Material provided:
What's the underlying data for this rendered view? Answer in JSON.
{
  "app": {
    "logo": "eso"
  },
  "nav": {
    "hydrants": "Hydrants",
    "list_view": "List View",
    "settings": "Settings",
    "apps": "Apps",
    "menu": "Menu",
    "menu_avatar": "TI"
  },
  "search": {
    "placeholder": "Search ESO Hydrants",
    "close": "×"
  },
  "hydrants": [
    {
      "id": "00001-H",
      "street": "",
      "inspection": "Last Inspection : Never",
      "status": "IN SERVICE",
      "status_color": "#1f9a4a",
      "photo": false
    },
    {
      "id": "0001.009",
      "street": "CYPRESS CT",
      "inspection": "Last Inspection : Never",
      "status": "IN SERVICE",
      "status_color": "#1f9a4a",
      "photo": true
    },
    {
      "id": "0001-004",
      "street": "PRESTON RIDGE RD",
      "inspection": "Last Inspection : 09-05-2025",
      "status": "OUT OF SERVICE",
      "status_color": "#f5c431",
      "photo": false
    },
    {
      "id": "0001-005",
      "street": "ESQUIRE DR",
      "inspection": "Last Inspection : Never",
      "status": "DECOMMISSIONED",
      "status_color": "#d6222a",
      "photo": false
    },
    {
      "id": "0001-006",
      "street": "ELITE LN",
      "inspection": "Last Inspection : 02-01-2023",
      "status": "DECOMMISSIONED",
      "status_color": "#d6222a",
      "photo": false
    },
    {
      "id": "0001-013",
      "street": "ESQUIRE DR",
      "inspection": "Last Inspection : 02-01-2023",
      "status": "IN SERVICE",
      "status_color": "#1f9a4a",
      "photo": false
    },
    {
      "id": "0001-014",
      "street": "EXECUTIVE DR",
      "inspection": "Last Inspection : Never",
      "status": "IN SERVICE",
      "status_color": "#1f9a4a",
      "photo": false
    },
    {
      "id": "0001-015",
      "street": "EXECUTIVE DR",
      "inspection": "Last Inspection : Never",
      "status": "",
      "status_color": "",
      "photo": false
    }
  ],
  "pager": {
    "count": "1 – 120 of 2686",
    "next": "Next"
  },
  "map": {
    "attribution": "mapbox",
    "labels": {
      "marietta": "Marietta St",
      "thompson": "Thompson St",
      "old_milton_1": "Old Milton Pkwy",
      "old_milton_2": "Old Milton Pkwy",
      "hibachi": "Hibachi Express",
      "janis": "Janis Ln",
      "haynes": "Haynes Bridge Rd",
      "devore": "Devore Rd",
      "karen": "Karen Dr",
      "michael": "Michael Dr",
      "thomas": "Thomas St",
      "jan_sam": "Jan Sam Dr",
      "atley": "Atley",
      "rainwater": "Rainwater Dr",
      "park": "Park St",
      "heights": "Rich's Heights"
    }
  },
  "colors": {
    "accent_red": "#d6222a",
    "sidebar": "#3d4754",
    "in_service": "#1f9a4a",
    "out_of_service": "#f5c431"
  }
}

Exercise aim:
Filter out every line that lacks the word "street", and copy the rest.

Final result:
      "street": "",
      "street": "CYPRESS CT",
      "street": "PRESTON RIDGE RD",
      "street": "ESQUIRE DR",
      "street": "ELITE LN",
      "street": "ESQUIRE DR",
      "street": "EXECUTIVE DR",
      "street": "EXECUTIVE DR",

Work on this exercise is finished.